==== THE RECORDS ====

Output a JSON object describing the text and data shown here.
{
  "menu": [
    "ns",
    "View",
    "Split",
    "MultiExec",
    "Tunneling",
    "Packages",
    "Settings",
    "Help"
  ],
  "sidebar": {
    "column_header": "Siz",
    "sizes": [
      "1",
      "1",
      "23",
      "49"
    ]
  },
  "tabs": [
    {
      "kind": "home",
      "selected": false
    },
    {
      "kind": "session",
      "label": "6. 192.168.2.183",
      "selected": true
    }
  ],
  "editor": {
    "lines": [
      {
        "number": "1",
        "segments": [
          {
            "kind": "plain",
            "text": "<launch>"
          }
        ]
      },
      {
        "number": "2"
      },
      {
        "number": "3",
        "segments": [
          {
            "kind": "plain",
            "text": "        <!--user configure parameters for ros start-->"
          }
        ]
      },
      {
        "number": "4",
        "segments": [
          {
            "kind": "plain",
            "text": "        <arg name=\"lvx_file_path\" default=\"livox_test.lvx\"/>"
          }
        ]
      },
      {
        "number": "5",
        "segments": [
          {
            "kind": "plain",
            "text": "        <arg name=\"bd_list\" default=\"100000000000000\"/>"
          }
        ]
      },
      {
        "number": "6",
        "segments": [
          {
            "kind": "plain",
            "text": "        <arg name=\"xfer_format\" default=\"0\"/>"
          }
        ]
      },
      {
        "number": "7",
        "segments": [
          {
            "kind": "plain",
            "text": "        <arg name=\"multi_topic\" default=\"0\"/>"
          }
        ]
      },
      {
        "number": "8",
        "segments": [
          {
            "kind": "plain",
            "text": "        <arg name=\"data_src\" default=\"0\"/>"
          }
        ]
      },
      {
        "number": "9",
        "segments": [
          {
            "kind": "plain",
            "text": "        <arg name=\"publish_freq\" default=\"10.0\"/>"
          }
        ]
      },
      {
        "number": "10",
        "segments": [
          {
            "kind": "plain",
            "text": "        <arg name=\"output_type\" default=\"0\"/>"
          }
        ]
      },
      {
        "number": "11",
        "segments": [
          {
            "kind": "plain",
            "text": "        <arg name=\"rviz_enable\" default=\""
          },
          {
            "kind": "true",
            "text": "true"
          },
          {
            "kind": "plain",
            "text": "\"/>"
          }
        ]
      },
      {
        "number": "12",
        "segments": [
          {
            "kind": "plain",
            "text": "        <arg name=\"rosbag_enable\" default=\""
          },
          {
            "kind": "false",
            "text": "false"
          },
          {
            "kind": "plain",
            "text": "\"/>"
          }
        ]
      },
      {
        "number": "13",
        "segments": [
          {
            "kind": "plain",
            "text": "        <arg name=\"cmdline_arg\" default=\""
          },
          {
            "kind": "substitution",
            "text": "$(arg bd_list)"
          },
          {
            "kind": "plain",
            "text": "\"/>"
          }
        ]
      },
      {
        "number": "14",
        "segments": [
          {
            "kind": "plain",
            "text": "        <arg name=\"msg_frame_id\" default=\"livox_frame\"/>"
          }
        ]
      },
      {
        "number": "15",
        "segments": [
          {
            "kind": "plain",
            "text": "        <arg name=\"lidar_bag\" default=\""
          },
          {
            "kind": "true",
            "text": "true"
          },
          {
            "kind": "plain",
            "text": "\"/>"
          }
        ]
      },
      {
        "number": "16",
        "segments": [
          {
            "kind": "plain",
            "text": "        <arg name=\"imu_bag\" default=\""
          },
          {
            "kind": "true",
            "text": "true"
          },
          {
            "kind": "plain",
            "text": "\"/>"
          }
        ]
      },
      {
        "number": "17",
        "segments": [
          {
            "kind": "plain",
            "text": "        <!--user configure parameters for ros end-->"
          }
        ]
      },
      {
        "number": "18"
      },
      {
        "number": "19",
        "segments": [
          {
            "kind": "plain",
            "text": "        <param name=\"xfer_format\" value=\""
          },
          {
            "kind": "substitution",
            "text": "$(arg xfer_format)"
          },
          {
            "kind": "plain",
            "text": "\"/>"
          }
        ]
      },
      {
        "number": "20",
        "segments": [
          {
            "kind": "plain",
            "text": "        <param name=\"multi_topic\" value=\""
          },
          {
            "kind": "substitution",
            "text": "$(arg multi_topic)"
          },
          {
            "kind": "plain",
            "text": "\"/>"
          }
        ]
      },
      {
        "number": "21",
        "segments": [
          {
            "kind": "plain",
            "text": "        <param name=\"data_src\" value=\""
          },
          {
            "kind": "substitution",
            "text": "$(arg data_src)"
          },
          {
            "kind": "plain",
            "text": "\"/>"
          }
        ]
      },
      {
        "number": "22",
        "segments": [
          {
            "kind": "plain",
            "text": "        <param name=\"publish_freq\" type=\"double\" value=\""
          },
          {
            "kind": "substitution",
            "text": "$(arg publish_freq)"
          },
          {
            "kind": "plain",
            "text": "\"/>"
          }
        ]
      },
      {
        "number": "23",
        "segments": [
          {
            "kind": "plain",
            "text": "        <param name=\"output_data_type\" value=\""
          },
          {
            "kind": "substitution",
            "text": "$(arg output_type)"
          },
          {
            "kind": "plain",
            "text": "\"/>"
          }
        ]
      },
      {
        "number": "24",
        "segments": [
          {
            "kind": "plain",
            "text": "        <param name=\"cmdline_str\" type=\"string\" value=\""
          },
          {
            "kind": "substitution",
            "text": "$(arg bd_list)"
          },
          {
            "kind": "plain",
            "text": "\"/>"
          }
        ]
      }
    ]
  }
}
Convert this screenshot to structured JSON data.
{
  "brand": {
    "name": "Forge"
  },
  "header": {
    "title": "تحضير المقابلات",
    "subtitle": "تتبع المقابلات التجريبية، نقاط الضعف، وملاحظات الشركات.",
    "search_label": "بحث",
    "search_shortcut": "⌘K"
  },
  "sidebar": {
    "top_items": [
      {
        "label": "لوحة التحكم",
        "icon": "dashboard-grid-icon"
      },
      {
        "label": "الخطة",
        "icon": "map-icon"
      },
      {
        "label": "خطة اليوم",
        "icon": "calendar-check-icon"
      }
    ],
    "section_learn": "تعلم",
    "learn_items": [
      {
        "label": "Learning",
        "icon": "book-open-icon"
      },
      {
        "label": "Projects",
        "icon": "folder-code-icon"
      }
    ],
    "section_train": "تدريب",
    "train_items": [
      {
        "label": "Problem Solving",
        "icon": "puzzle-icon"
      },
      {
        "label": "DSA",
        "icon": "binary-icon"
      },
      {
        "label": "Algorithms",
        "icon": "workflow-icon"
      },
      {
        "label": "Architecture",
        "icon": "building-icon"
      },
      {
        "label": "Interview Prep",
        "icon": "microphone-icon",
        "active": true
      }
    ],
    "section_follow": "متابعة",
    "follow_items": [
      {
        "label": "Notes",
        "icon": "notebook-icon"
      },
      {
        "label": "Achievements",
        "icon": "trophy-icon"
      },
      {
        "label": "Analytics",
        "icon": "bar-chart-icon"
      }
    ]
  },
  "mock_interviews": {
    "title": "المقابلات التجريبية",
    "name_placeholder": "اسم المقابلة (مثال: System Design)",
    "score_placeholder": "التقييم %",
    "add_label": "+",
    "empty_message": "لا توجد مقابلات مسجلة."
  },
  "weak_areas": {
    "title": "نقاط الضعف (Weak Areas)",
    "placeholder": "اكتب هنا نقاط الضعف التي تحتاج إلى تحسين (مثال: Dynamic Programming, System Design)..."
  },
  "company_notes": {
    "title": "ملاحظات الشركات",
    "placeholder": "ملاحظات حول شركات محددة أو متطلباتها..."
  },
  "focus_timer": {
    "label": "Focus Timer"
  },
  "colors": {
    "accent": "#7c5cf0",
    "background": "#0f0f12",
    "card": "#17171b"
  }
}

====

> TASK DETAILS:
Scan the listing above. Collect all lines with the word "System".

> RIGHT ANSWER:
    "name_placeholder": "اسم المقابلة (مثال: System Design)",
    "placeholder": "اكتب هنا نقاط الضعف التي تحتاج إلى تحسين (مثال: Dynamic Programming, System Design)..."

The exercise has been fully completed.